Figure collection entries
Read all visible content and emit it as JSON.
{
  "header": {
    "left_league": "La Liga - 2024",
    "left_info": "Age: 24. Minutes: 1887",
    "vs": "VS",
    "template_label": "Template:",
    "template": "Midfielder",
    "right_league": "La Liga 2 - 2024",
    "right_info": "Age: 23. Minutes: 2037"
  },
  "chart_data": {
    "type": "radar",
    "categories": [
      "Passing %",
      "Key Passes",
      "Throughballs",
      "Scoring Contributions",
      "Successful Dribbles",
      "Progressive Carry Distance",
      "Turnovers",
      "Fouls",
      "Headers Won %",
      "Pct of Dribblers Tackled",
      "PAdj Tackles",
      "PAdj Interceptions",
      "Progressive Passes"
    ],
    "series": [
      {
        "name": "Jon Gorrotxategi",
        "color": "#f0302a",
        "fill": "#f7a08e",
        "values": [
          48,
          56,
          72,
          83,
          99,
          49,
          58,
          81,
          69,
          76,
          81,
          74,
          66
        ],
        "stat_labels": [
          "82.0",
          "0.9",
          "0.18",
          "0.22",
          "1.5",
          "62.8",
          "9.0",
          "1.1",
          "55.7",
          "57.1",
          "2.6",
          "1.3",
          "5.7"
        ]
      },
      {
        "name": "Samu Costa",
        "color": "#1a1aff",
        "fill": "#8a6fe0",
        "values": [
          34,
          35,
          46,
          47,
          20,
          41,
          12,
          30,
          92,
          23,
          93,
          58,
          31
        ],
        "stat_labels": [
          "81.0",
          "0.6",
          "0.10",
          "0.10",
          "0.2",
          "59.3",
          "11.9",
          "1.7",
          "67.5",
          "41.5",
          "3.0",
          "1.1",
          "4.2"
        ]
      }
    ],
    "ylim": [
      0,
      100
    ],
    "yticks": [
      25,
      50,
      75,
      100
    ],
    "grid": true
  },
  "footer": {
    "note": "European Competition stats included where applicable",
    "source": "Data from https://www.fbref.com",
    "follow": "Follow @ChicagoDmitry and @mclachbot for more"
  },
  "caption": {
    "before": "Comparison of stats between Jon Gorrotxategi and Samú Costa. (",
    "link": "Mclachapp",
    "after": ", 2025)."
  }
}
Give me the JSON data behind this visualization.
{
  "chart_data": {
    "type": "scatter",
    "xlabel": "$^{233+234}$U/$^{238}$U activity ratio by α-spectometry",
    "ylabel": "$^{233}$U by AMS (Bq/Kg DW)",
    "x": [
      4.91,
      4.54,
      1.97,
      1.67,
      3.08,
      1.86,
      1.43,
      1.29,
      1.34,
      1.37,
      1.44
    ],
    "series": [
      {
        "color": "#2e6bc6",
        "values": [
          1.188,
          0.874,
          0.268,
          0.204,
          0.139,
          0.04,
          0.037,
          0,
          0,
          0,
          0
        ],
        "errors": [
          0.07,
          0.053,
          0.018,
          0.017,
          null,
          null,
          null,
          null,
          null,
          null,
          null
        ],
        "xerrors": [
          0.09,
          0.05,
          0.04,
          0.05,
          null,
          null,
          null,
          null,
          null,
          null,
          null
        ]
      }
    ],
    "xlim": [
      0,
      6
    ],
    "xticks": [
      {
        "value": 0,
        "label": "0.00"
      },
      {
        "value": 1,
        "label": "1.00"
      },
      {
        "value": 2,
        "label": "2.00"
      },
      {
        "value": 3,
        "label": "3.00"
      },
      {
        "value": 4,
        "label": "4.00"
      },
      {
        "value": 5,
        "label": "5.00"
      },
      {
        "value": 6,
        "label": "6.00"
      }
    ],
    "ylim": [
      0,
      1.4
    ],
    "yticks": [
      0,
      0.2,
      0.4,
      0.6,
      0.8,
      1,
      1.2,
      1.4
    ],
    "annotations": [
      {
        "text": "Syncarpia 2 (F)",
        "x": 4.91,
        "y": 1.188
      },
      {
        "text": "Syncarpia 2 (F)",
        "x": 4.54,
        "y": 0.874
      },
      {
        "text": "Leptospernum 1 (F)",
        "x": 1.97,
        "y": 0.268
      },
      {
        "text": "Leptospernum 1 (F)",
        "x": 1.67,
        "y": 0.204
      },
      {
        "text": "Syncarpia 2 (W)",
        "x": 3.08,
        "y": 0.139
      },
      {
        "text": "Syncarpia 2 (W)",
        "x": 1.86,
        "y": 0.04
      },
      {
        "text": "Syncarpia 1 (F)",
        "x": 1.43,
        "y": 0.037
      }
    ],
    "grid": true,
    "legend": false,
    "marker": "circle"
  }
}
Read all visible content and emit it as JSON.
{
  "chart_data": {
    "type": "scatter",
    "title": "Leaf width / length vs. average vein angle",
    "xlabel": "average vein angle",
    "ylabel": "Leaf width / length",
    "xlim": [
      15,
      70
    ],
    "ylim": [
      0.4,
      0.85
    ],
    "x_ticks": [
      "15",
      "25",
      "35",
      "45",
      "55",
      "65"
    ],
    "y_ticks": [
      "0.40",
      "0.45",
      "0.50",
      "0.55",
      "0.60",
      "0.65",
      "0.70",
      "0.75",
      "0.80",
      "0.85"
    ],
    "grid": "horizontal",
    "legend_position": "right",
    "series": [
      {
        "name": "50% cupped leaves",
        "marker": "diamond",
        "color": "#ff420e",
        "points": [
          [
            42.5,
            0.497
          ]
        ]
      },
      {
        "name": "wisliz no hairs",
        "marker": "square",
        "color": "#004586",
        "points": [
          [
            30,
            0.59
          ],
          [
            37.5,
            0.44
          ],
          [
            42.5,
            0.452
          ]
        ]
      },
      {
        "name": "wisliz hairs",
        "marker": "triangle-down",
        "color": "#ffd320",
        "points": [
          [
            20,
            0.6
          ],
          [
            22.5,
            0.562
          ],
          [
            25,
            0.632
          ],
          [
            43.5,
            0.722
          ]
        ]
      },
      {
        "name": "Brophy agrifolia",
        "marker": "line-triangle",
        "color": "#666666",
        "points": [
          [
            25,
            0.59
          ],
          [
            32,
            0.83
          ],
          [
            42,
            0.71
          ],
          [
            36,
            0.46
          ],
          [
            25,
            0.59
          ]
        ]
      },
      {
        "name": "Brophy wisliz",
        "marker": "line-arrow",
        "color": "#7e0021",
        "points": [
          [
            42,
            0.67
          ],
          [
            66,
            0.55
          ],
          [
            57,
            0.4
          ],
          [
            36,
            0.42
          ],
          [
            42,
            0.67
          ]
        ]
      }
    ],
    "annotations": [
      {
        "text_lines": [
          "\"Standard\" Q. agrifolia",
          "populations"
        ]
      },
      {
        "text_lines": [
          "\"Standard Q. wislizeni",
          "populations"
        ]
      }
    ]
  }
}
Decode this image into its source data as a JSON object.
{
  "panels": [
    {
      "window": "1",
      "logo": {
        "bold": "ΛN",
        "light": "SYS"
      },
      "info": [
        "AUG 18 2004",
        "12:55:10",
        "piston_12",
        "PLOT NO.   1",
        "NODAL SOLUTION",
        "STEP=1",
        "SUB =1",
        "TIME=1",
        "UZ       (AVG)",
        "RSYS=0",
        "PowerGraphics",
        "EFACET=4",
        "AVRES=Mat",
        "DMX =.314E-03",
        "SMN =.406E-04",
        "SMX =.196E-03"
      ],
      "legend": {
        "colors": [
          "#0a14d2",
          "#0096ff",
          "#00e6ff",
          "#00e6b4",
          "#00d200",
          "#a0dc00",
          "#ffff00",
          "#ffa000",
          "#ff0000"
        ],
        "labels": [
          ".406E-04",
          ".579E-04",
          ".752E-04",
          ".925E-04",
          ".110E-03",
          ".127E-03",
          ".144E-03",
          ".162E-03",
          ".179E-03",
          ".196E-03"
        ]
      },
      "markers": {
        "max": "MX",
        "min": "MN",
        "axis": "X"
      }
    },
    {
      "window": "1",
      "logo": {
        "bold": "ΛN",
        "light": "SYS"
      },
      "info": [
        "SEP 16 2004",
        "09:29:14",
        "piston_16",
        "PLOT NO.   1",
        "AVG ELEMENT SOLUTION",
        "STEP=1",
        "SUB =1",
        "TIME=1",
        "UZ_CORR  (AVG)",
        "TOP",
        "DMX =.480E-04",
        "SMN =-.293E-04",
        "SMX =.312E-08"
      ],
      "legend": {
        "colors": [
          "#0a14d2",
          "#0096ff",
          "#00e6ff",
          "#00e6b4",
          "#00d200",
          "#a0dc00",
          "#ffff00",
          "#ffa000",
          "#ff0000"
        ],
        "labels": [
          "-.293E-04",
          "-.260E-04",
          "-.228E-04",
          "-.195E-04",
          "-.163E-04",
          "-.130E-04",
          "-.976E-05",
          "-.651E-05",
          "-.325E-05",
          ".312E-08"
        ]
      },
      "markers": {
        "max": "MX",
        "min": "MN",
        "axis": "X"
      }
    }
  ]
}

- [Given request]:
Copy out all lines from the material above that contain the string "ylabel".

- [Exercise solution]:
    "ylabel": "$^{233}$U by AMS (Bq/Kg DW)",
    "ylabel": "Leaf width / length",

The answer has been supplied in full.